Source records:
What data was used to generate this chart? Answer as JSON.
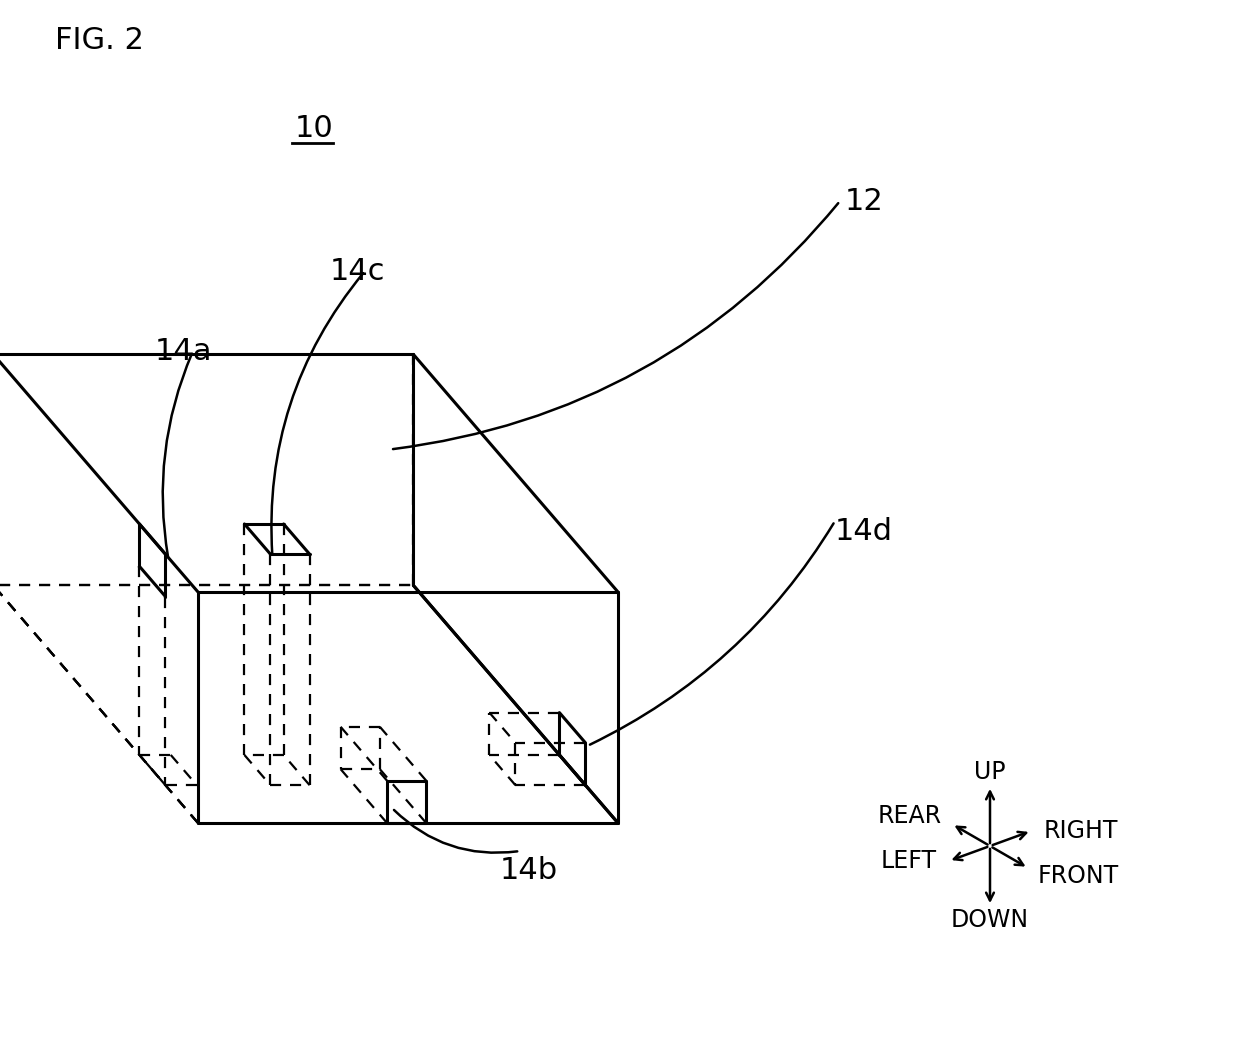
{
  "title": "FIG. 2",
  "bg_color": "#ffffff",
  "line_color": "#000000",
  "label_10": "10",
  "label_12": "12",
  "label_14a": "14a",
  "label_14b": "14b",
  "label_14c": "14c",
  "label_14d": "14d"
}
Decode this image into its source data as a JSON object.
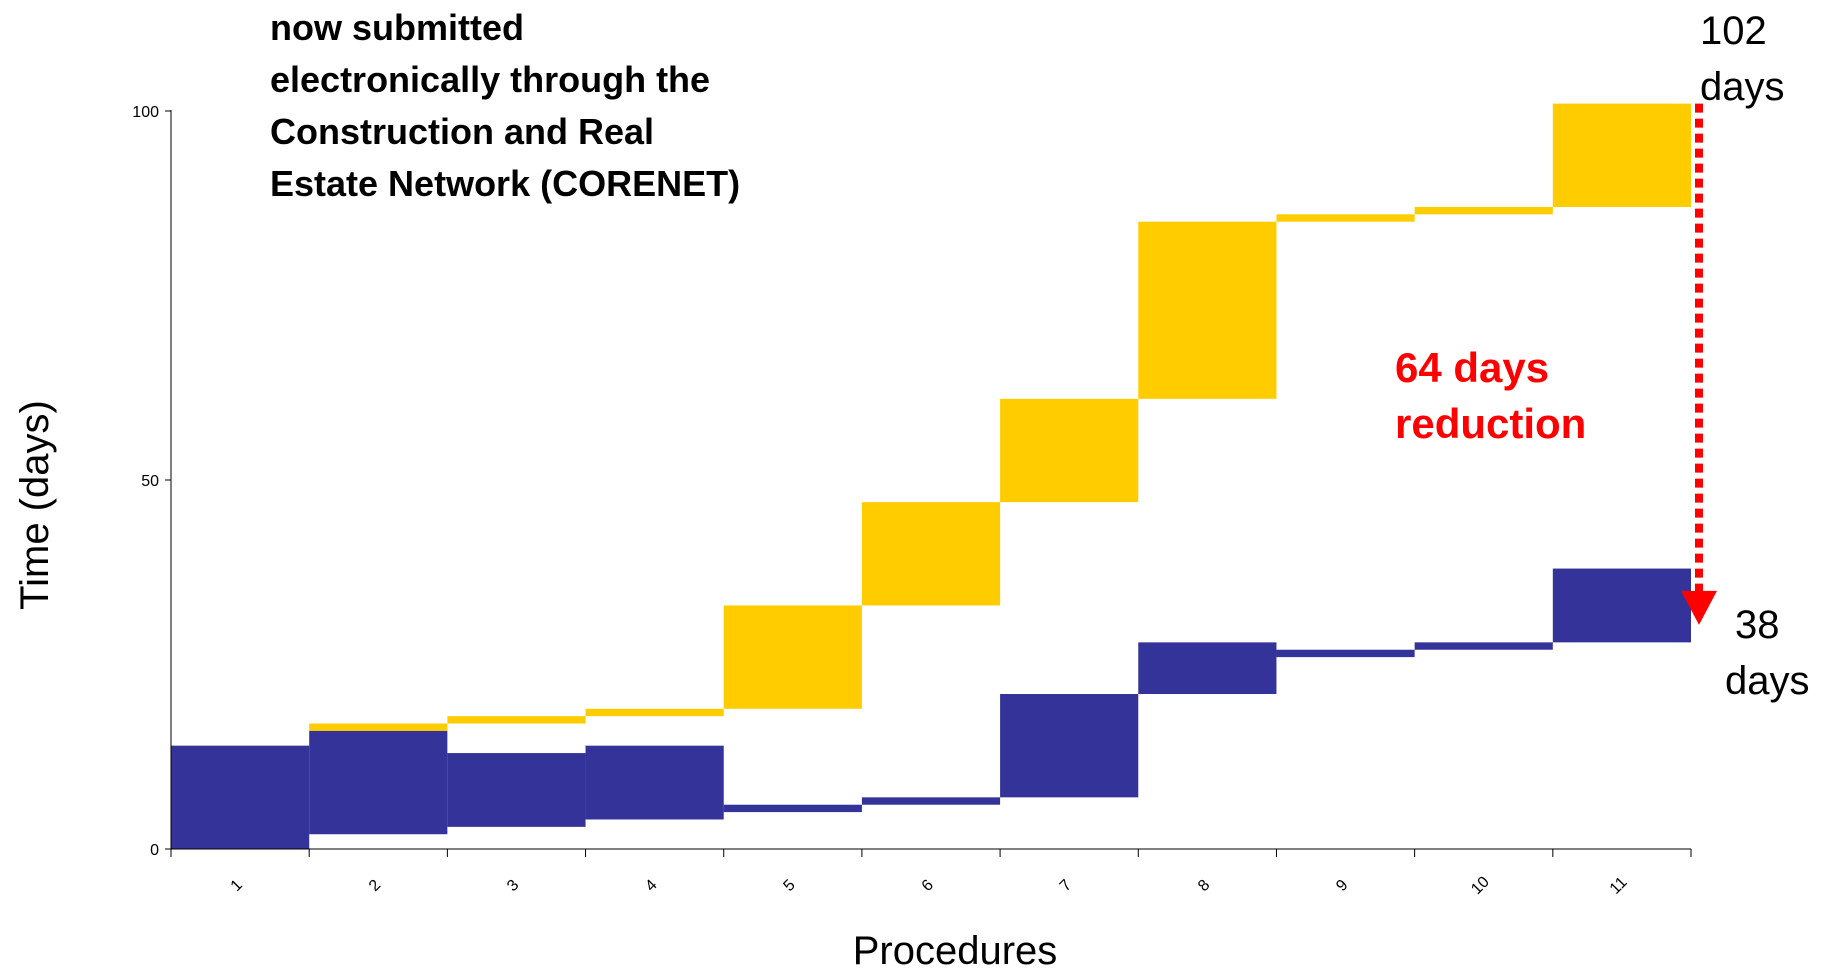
{
  "chart_data": {
    "type": "bar",
    "title": "",
    "caption_lines": [
      "now submitted",
      "electronically through the",
      "Construction and Real",
      "Estate Network (CORENET)"
    ],
    "xlabel": "Procedures",
    "ylabel": "Time (days)",
    "ylim": [
      0,
      100
    ],
    "yticks": [
      "0",
      "50",
      "100"
    ],
    "categories": [
      "1",
      "2",
      "3",
      "4",
      "5",
      "6",
      "7",
      "8",
      "9",
      "10",
      "11"
    ],
    "series": [
      {
        "color": "#FFCC00",
        "start": [
          0,
          16,
          17,
          18,
          19,
          33,
          47,
          61,
          85,
          86,
          87
        ],
        "end": [
          14,
          17,
          18,
          19,
          33,
          47,
          61,
          85,
          86,
          87,
          101
        ]
      },
      {
        "color": "#333399",
        "start": [
          0,
          2,
          3,
          4,
          5,
          6,
          7,
          21,
          26,
          27,
          28
        ],
        "end": [
          14,
          16,
          13,
          14,
          6,
          7,
          21,
          28,
          27,
          28,
          38
        ]
      }
    ],
    "annotations": {
      "before_total": [
        "102",
        "days"
      ],
      "after_total": [
        "38",
        "days"
      ],
      "reduction": [
        "64 days",
        "reduction"
      ],
      "reduction_color": "#FF0000",
      "arrow_from": 101,
      "arrow_to": 32
    }
  }
}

**Given problem**
Output the entries above exactly. Drop the pictures.

**Completed exercise**
What data was used to generate this chart? Answer as JSON.
{
  "title": "FIG. 2",
  "bg_color": "#ffffff",
  "line_color": "#000000",
  "label_10": "10",
  "label_12": "12",
  "label_14a": "14a",
  "label_14b": "14b",
  "label_14c": "14c",
  "label_14d": "14d"
}
Decode this image into its source data as a JSON object.
{
  "chart_data": {
    "type": "bar",
    "title": "",
    "caption_lines": [
      "now submitted",
      "electronically through the",
      "Construction and Real",
      "Estate Network (CORENET)"
    ],
    "xlabel": "Procedures",
    "ylabel": "Time (days)",
    "ylim": [
      0,
      100
    ],
    "yticks": [
      "0",
      "50",
      "100"
    ],
    "categories": [
      "1",
      "2",
      "3",
      "4",
      "5",
      "6",
      "7",
      "8",
      "9",
      "10",
      "11"
    ],
    "series": [
      {
        "color": "#FFCC00",
        "start": [
          0,
          16,
          17,
          18,
          19,
          33,
          47,
          61,
          85,
          86,
          87
        ],
        "end": [
          14,
          17,
          18,
          19,
          33,
          47,
          61,
          85,
          86,
          87,
          101
        ]
      },
      {
        "color": "#333399",
        "start": [
          0,
          2,
          3,
          4,
          5,
          6,
          7,
          21,
          26,
          27,
          28
        ],
        "end": [
          14,
          16,
          13,
          14,
          6,
          7,
          21,
          28,
          27,
          28,
          38
        ]
      }
    ],
    "annotations": {
      "before_total": [
        "102",
        "days"
      ],
      "after_total": [
        "38",
        "days"
      ],
      "reduction": [
        "64 days",
        "reduction"
      ],
      "reduction_color": "#FF0000",
      "arrow_from": 101,
      "arrow_to": 32
    }
  }
}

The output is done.